The problem: Filter the lines below, copying only those with the string "this".

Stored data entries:
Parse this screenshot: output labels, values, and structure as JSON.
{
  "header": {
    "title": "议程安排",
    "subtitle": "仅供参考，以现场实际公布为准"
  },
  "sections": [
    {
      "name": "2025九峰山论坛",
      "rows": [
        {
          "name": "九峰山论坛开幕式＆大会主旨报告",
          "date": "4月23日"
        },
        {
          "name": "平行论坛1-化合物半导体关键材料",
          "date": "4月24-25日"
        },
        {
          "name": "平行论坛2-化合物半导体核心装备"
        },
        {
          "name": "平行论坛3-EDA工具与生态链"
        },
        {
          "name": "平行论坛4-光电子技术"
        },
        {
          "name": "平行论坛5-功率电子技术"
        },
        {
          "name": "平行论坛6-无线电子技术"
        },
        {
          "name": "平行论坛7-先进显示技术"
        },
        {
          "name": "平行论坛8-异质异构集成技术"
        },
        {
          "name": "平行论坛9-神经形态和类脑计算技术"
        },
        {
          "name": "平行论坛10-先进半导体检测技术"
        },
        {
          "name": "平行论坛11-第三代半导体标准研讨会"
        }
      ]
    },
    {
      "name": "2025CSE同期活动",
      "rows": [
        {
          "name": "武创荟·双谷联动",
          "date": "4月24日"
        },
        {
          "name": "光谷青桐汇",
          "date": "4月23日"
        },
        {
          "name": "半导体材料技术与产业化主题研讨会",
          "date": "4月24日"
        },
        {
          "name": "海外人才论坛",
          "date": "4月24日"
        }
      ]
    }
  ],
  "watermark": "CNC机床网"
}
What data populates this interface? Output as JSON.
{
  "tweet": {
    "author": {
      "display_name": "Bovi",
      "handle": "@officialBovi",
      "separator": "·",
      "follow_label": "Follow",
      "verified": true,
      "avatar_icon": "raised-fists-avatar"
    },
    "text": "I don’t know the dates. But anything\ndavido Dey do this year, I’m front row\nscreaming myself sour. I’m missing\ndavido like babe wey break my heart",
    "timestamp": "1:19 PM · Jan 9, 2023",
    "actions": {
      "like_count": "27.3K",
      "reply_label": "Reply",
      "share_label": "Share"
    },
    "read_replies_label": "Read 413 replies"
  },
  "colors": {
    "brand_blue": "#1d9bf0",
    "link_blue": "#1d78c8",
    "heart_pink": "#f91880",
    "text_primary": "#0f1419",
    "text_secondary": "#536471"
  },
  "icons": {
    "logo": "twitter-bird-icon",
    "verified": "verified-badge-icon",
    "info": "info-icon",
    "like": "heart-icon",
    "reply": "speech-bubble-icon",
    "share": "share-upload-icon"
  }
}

Answer to the task:
Parse this screenshot: output labels, values, and structure as JSON.
What data populates this interface? Output as JSON.
    "text": "I don’t know the dates. But anything\ndavido Dey do this year, I’m front row\nscreaming myself sour. I’m missing\ndavido like babe wey break my heart",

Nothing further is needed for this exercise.